■ Problem to work on ■
From the line containing "What data populates" through the last line of the material, copy every line exactly, both ends inclusive; do not copy pictures.

■ Dataset records ■
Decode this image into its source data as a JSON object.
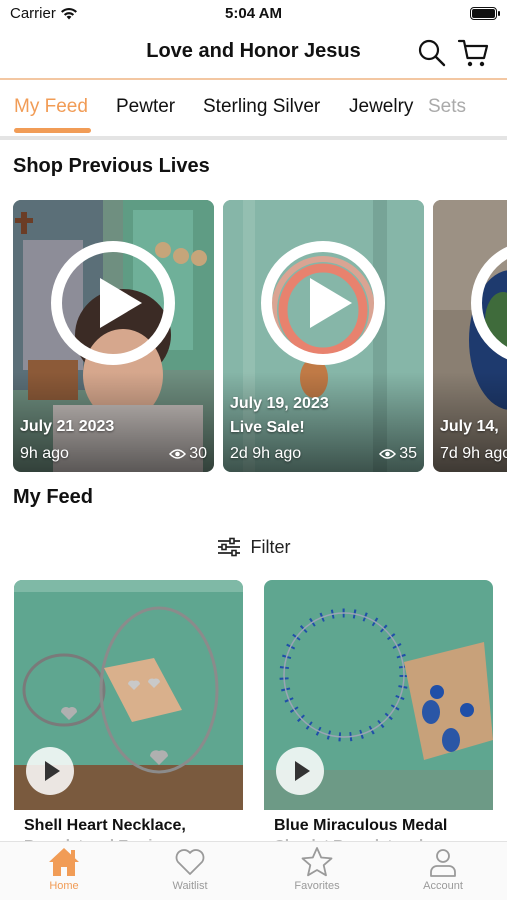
{
  "status_bar": {
    "carrier": "Carrier",
    "time": "5:04 AM"
  },
  "header": {
    "title": "Love and Honor Jesus",
    "search_icon": "search-icon",
    "cart_icon": "cart-icon"
  },
  "tabs": [
    {
      "label": "My Feed",
      "active": true
    },
    {
      "label": "Pewter",
      "active": false
    },
    {
      "label": "Sterling Silver",
      "active": false
    },
    {
      "label": "Jewelry",
      "active": false
    },
    {
      "label": "Sets",
      "active": false
    }
  ],
  "lives_section": {
    "title": "Shop Previous Lives",
    "items": [
      {
        "date": "July 21 2023",
        "subtitle": "",
        "ago": "9h ago",
        "views": "30"
      },
      {
        "date": "July 19, 2023",
        "subtitle": "Live Sale!",
        "ago": "2d 9h ago",
        "views": "35"
      },
      {
        "date": "July 14,",
        "subtitle": "",
        "ago": "7d 9h ago",
        "views": ""
      }
    ]
  },
  "feed_section": {
    "title": "My Feed",
    "filter_label": "Filter",
    "items": [
      {
        "title": "Shell Heart Necklace,",
        "subtitle": "Bracelet and Earrings"
      },
      {
        "title": "Blue Miraculous Medal",
        "subtitle": "Chaplet Bracelet and"
      }
    ]
  },
  "bottom_nav": [
    {
      "label": "Home",
      "icon": "home-icon",
      "active": true
    },
    {
      "label": "Waitlist",
      "icon": "heart-icon",
      "active": false
    },
    {
      "label": "Favorites",
      "icon": "star-icon",
      "active": false
    },
    {
      "label": "Account",
      "icon": "person-icon",
      "active": false
    }
  ],
  "colors": {
    "accent": "#f19c56",
    "inactive": "#9a9a9a",
    "divider": "#f3c7a2"
  }
}
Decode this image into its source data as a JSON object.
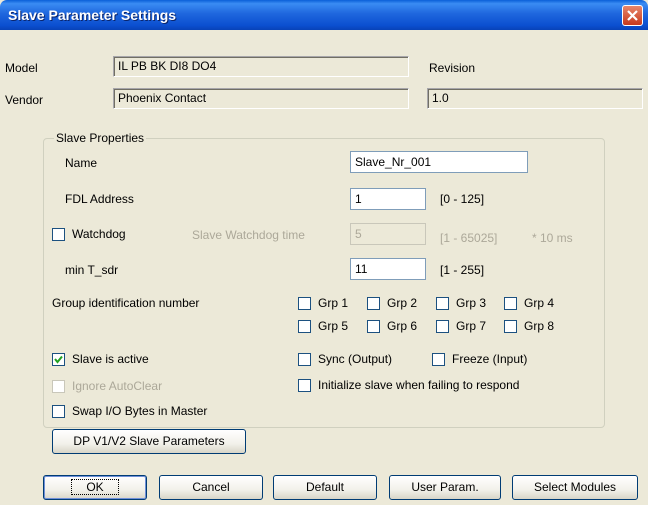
{
  "window": {
    "title": "Slave Parameter Settings"
  },
  "info": {
    "model_label": "Model",
    "model_value": "IL PB BK DI8 DO4",
    "vendor_label": "Vendor",
    "vendor_value": "Phoenix Contact",
    "revision_label": "Revision",
    "revision_value": "1.0"
  },
  "group": {
    "title": "Slave Properties",
    "name_label": "Name",
    "name_value": "Slave_Nr_001",
    "fdl_label": "FDL Address",
    "fdl_value": "1",
    "fdl_range": "[0 - 125]",
    "watchdog_label": "Watchdog",
    "watchdog_checked": false,
    "wd_time_label": "Slave Watchdog time",
    "wd_time_value": "5",
    "wd_time_range": "[1 - 65025]",
    "wd_time_unit": "* 10 ms",
    "tsdr_label": "min T_sdr",
    "tsdr_value": "11",
    "tsdr_range": "[1 - 255]",
    "group_id_label": "Group identification number",
    "groups": [
      {
        "label": "Grp 1",
        "checked": false
      },
      {
        "label": "Grp 2",
        "checked": false
      },
      {
        "label": "Grp 3",
        "checked": false
      },
      {
        "label": "Grp 4",
        "checked": false
      },
      {
        "label": "Grp 5",
        "checked": false
      },
      {
        "label": "Grp 6",
        "checked": false
      },
      {
        "label": "Grp 7",
        "checked": false
      },
      {
        "label": "Grp 8",
        "checked": false
      }
    ],
    "slave_active_label": "Slave is active",
    "slave_active_checked": true,
    "ignore_autoclear_label": "Ignore AutoClear",
    "ignore_autoclear_checked": false,
    "swap_label": "Swap I/O Bytes in Master",
    "swap_checked": false,
    "sync_label": "Sync (Output)",
    "sync_checked": false,
    "freeze_label": "Freeze (Input)",
    "freeze_checked": false,
    "init_label": "Initialize slave when failing to respond",
    "init_checked": false,
    "dp_button": "DP V1/V2 Slave Parameters"
  },
  "buttons": {
    "ok": "OK",
    "cancel": "Cancel",
    "default": "Default",
    "user_param": "User Param.",
    "select_modules": "Select Modules"
  }
}
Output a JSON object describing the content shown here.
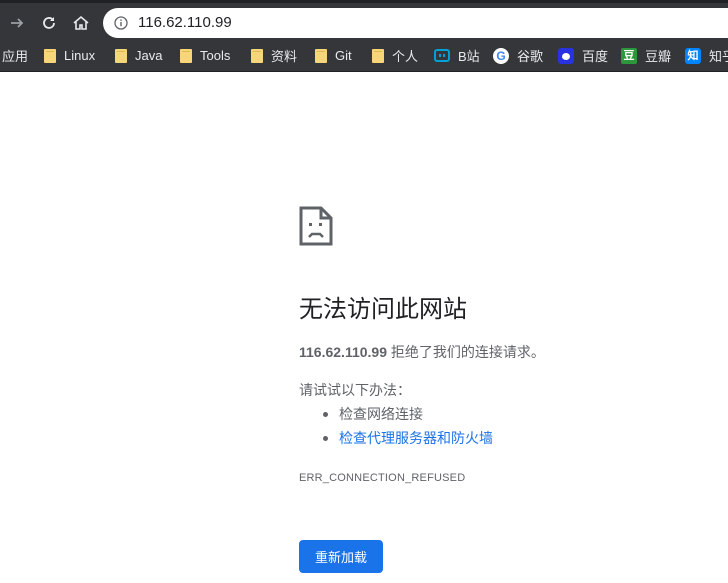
{
  "browser": {
    "url": "116.62.110.99",
    "nav_icons": [
      "forward-icon",
      "reload-icon",
      "home-icon",
      "info-icon"
    ],
    "bookmarks": [
      {
        "label": "应用",
        "icon": "apps-icon"
      },
      {
        "label": "Linux",
        "icon": "folder-icon"
      },
      {
        "label": "Java",
        "icon": "folder-icon"
      },
      {
        "label": "Tools",
        "icon": "folder-icon"
      },
      {
        "label": "资料",
        "icon": "folder-icon"
      },
      {
        "label": "Git",
        "icon": "folder-icon"
      },
      {
        "label": "个人",
        "icon": "folder-icon"
      },
      {
        "label": "B站",
        "icon": "bilibili-icon"
      },
      {
        "label": "谷歌",
        "icon": "google-icon"
      },
      {
        "label": "百度",
        "icon": "baidu-icon"
      },
      {
        "label": "豆瓣",
        "icon": "douban-icon"
      },
      {
        "label": "知乎",
        "icon": "zhihu-icon"
      }
    ],
    "favicon_glyphs": {
      "google": "G",
      "douban": "豆",
      "zhihu": "知"
    }
  },
  "error_page": {
    "icon": "sad-document-icon",
    "headline": "无法访问此网站",
    "host": "116.62.110.99",
    "message": " 拒绝了我们的连接请求。",
    "try_label": "请试试以下办法：",
    "suggestions": [
      "检查网络连接",
      "检查代理服务器和防火墙"
    ],
    "error_code": "ERR_CONNECTION_REFUSED",
    "reload_label": "重新加载"
  },
  "colors": {
    "toolbar_bg": "#35363a",
    "link": "#1a73e8",
    "button_bg": "#1a73e8",
    "text_secondary": "#5f6368"
  }
}
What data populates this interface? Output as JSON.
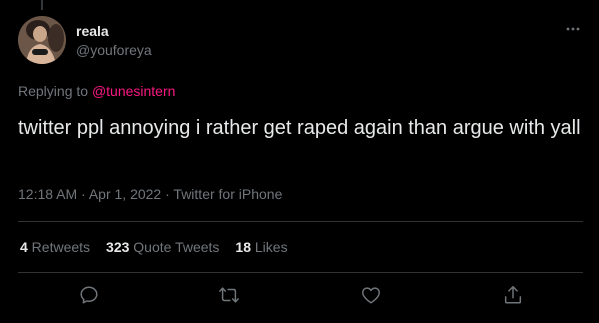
{
  "user": {
    "display_name": "reala",
    "handle": "@youforeya",
    "avatar_icon": "avatar-photo"
  },
  "reply": {
    "prefix": "Replying to ",
    "mention": "@tunesintern"
  },
  "tweet": {
    "text": "twitter ppl annoying i rather get raped again than argue with yall"
  },
  "meta": {
    "time": "12:18 AM",
    "separator1": " · ",
    "date": "Apr 1, 2022",
    "separator2": " · ",
    "source": "Twitter for iPhone"
  },
  "stats": {
    "retweets_count": "4",
    "retweets_label": " Retweets",
    "quotes_count": "323",
    "quotes_label": " Quote Tweets",
    "likes_count": "18",
    "likes_label": " Likes"
  },
  "actions": {
    "reply_icon": "reply-icon",
    "retweet_icon": "retweet-icon",
    "like_icon": "like-icon",
    "share_icon": "share-icon"
  },
  "colors": {
    "background": "#000000",
    "text": "#e7e9ea",
    "secondary": "#71767b",
    "mention": "#f91880",
    "divider": "#2f3336"
  }
}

■ The answer ■
What data populates this interface? Output as JSON.
{
  "user": {
    "display_name": "reala",
    "handle": "@youforeya",
    "avatar_icon": "avatar-photo"
  },
  "reply": {
    "prefix": "Replying to ",
    "mention": "@tunesintern"
  },
  "tweet": {
    "text": "twitter ppl annoying i rather get raped again than argue with yall"
  },
  "meta": {
    "time": "12:18 AM",
    "separator1": " · ",
    "date": "Apr 1, 2022",
    "separator2": " · ",
    "source": "Twitter for iPhone"
  },
  "stats": {
    "retweets_count": "4",
    "retweets_label": " Retweets",
    "quotes_count": "323",
    "quotes_label": " Quote Tweets",
    "likes_count": "18",
    "likes_label": " Likes"
  },
  "actions": {
    "reply_icon": "reply-icon",
    "retweet_icon": "retweet-icon",
    "like_icon": "like-icon",
    "share_icon": "share-icon"
  },
  "colors": {
    "background": "#000000",
    "text": "#e7e9ea",
    "secondary": "#71767b",
    "mention": "#f91880",
    "divider": "#2f3336"
  }
}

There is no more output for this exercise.